# Aim:
Write out all the entries word for word, but skip any images.

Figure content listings
____________________
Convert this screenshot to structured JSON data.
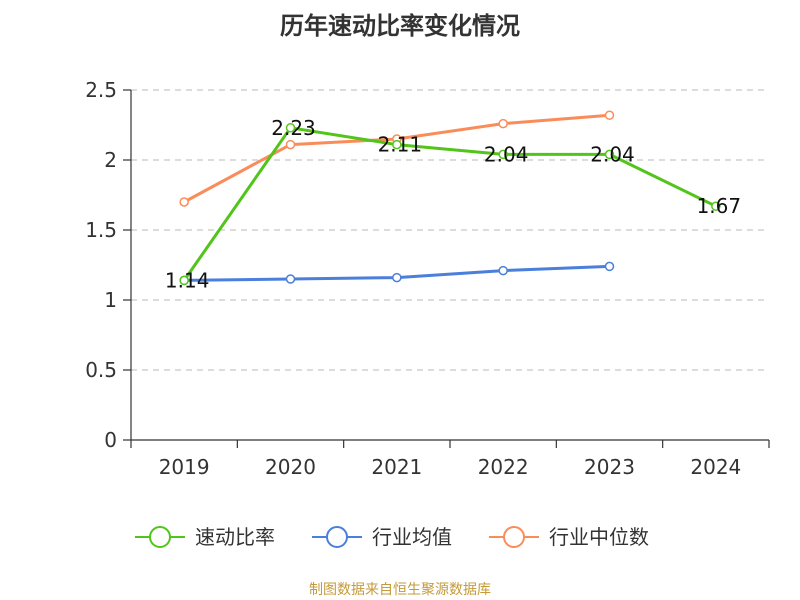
{
  "chart_data": {
    "type": "line",
    "title": "历年速动比率变化情况",
    "categories": [
      "2019",
      "2020",
      "2021",
      "2022",
      "2023",
      "2024"
    ],
    "ylim": [
      0,
      2.5
    ],
    "yticks": [
      "0",
      "0.5",
      "1",
      "1.5",
      "2",
      "2.5"
    ],
    "grid": true,
    "legend_position": "bottom",
    "series": [
      {
        "name": "速动比率",
        "color": "#52c41a",
        "values": [
          1.14,
          2.23,
          2.11,
          2.04,
          2.04,
          1.67
        ],
        "labels": [
          "1.14",
          "2.23",
          "2.11",
          "2.04",
          "2.04",
          "1.67"
        ]
      },
      {
        "name": "行业均值",
        "color": "#4a7fdb",
        "values": [
          1.14,
          1.15,
          1.16,
          1.21,
          1.24,
          null
        ]
      },
      {
        "name": "行业中位数",
        "color": "#fa8c5a",
        "values": [
          1.7,
          2.11,
          2.15,
          2.26,
          2.32,
          null
        ]
      }
    ]
  },
  "source_note": "制图数据来自恒生聚源数据库"
}
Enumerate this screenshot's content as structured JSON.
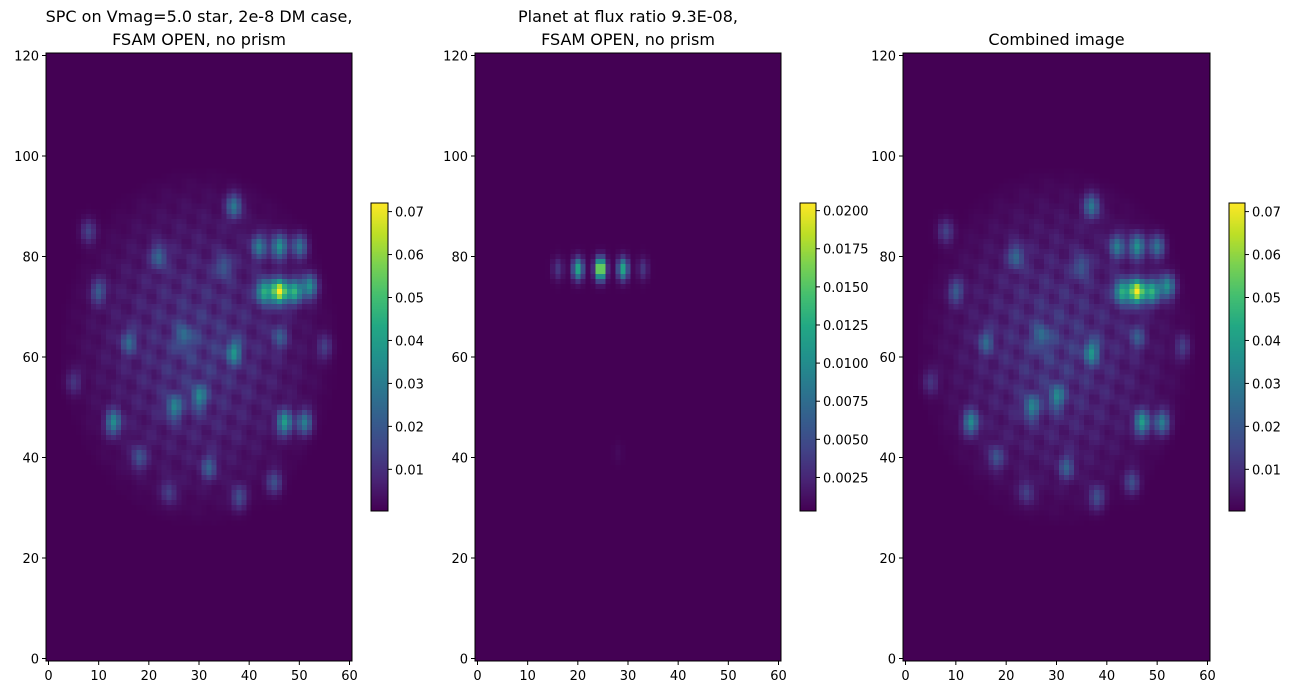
____________________
# Final result:
Convert this screenshot to structured JSON data.
{
  "chart_data": {
    "type": "line",
    "title": "历年速动比率变化情况",
    "categories": [
      "2019",
      "2020",
      "2021",
      "2022",
      "2023",
      "2024"
    ],
    "ylim": [
      0,
      2.5
    ],
    "yticks": [
      "0",
      "0.5",
      "1",
      "1.5",
      "2",
      "2.5"
    ],
    "grid": true,
    "legend_position": "bottom",
    "series": [
      {
        "name": "速动比率",
        "color": "#52c41a",
        "values": [
          1.14,
          2.23,
          2.11,
          2.04,
          2.04,
          1.67
        ],
        "labels": [
          "1.14",
          "2.23",
          "2.11",
          "2.04",
          "2.04",
          "1.67"
        ]
      },
      {
        "name": "行业均值",
        "color": "#4a7fdb",
        "values": [
          1.14,
          1.15,
          1.16,
          1.21,
          1.24,
          null
        ]
      },
      {
        "name": "行业中位数",
        "color": "#fa8c5a",
        "values": [
          1.7,
          2.11,
          2.15,
          2.26,
          2.32,
          null
        ]
      }
    ]
  },
  "source_note": "制图数据来自恒生聚源数据库"
}
Enumerate this screenshot's content as structured JSON.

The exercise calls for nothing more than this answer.